⟨
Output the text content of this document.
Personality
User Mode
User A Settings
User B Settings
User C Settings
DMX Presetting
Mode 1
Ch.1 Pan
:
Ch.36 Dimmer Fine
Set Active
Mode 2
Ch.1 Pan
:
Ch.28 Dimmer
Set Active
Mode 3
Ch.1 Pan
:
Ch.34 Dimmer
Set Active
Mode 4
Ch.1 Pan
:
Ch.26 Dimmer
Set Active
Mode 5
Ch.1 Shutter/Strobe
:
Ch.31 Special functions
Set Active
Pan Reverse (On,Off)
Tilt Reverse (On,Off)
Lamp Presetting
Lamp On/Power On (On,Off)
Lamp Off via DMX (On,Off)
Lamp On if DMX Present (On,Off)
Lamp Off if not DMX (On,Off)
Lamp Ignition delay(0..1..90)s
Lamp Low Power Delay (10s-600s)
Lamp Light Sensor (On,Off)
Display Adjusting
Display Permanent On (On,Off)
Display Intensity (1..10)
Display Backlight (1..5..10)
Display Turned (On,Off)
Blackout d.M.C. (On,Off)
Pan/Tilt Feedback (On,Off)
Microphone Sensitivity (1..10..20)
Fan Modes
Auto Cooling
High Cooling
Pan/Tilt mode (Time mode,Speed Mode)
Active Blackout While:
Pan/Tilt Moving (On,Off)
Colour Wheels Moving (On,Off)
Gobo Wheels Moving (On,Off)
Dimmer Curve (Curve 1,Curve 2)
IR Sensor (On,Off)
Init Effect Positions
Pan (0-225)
⟩
:: Work to do ::
Return the whole listing exactly.

:: Task result ::
Output the text content of this document.
Personality
User Mode
User A Settings
User B Settings
User C Settings
DMX Presetting
Mode 1
Ch.1 Pan
:
Ch.36 Dimmer Fine
Set Active
Mode 2
Ch.1 Pan
:
Ch.28 Dimmer
Set Active
Mode 3
Ch.1 Pan
:
Ch.34 Dimmer
Set Active
Mode 4
Ch.1 Pan
:
Ch.26 Dimmer
Set Active
Mode 5
Ch.1 Shutter/Strobe
:
Ch.31 Special functions
Set Active
Pan Reverse (On,Off)
Tilt Reverse (On,Off)
Lamp Presetting
Lamp On/Power On (On,Off)
Lamp Off via DMX (On,Off)
Lamp On if DMX Present (On,Off)
Lamp Off if not DMX (On,Off)
Lamp Ignition delay(0..1..90)s
Lamp Low Power Delay (10s-600s)
Lamp Light Sensor (On,Off)
Display Adjusting
Display Permanent On (On,Off)
Display Intensity (1..10)
Display Backlight (1..5..10)
Display Turned (On,Off)
Blackout d.M.C. (On,Off)
Pan/Tilt Feedback (On,Off)
Microphone Sensitivity (1..10..20)
Fan Modes
Auto Cooling
High Cooling
Pan/Tilt mode (Time mode,Speed Mode)
Active Blackout While:
Pan/Tilt Moving (On,Off)
Colour Wheels Moving (On,Off)
Gobo Wheels Moving (On,Off)
Dimmer Curve (Curve 1,Curve 2)
IR Sensor (On,Off)
Init Effect Positions
Pan (0-225)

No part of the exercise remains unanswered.